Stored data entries
□ □ □ □ □ □ □

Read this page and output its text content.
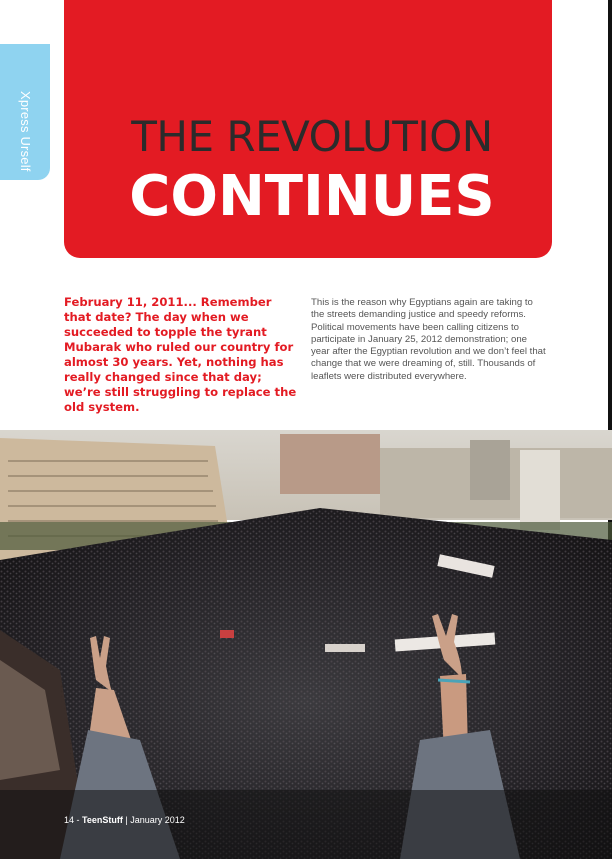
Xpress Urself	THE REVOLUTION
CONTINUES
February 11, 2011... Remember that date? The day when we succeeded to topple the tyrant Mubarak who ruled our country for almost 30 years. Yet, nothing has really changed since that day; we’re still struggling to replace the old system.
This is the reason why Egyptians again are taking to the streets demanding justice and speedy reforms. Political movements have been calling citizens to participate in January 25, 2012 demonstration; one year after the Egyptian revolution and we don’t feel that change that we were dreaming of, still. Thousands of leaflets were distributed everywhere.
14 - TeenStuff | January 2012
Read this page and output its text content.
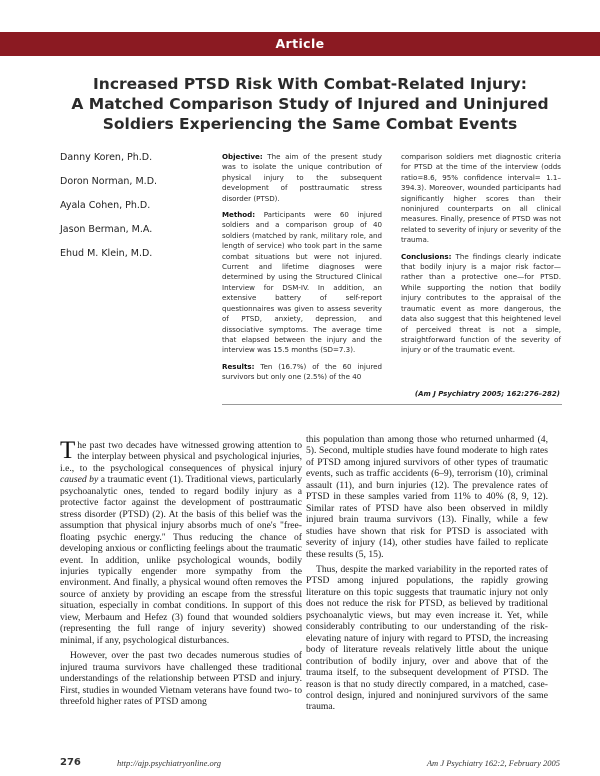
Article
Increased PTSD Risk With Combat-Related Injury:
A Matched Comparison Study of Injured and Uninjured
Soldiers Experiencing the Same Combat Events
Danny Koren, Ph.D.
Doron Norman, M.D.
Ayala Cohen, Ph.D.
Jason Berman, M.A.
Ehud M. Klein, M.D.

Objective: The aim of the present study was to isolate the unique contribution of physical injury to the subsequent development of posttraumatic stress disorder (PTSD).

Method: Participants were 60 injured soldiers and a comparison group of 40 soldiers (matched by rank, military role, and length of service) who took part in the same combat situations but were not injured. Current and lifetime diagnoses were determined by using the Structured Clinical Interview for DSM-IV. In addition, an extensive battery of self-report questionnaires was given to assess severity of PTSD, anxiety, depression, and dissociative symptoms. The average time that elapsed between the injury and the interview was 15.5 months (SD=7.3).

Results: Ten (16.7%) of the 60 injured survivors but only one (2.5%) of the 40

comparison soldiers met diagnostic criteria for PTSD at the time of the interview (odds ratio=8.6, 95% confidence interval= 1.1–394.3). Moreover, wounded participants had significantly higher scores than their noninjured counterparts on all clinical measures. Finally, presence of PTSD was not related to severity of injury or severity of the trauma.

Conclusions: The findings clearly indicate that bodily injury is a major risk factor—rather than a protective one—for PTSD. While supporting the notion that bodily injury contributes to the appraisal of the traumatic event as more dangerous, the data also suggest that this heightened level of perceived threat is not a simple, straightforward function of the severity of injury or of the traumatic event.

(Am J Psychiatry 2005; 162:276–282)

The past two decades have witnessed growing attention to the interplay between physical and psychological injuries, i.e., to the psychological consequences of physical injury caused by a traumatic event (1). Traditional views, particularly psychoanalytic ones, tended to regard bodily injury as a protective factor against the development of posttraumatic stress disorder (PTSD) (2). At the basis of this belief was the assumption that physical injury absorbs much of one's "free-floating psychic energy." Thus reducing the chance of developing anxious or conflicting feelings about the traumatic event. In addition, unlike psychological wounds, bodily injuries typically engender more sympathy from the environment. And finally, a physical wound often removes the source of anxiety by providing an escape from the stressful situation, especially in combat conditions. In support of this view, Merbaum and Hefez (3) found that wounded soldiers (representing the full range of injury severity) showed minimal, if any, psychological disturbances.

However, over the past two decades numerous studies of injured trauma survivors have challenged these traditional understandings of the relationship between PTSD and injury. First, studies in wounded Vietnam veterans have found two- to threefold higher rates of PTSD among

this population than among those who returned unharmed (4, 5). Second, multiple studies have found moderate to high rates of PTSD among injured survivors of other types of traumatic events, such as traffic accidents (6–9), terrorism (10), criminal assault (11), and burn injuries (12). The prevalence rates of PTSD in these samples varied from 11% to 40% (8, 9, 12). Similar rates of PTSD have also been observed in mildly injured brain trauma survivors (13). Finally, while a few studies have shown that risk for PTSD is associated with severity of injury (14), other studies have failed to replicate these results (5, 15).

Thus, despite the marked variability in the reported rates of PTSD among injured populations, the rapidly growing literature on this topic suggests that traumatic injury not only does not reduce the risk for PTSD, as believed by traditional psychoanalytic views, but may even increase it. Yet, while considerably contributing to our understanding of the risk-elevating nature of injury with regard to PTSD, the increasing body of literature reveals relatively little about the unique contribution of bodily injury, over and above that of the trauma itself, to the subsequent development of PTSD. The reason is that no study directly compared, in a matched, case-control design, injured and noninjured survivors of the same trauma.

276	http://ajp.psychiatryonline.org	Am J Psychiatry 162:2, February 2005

□ □ □ □ □ □ □

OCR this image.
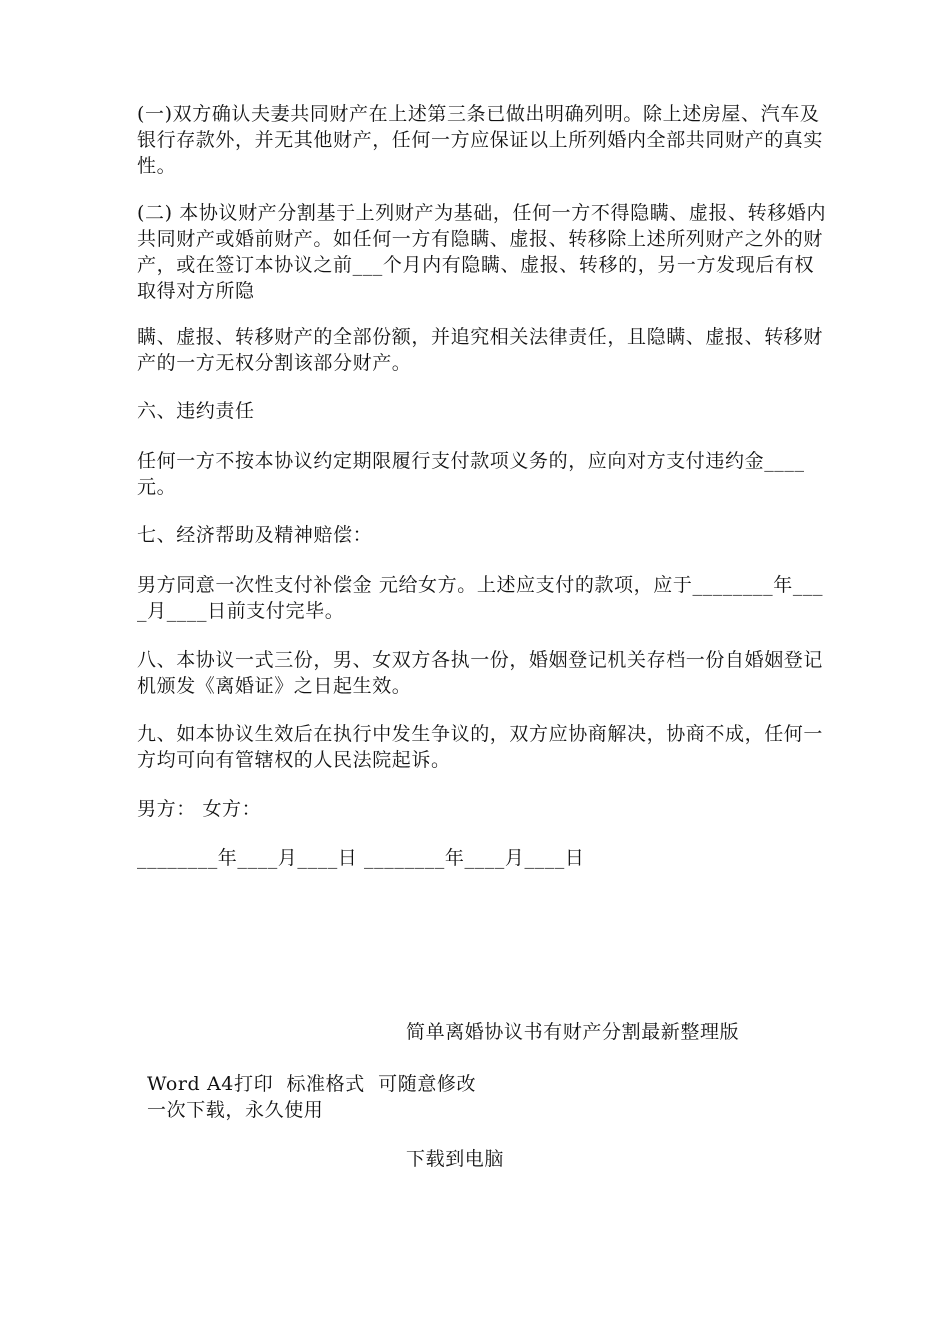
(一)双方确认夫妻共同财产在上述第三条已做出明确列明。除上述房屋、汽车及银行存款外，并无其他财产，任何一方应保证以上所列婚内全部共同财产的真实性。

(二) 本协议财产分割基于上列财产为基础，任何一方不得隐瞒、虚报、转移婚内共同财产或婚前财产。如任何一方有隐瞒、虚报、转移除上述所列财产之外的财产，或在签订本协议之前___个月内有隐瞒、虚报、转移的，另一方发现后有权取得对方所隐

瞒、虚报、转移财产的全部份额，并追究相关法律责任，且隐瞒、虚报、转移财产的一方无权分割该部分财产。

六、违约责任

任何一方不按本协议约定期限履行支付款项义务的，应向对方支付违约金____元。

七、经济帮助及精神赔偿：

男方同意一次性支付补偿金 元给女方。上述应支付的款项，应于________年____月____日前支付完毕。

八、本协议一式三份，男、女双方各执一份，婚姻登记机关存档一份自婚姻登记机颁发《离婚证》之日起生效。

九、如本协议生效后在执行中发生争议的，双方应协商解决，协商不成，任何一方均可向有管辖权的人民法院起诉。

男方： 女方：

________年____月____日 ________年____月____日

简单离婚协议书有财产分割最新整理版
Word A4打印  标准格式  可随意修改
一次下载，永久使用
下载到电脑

□ □ □ □ □ □ □

▶ [What is needed]:
Check each line of the records for "Psychiatry" and copy the ones that contain it.

▶ [Solution]:
(Am J Psychiatry 2005; 162:276–282)
276	http://ajp.psychiatryonline.org	Am J Psychiatry 162:2, February 2005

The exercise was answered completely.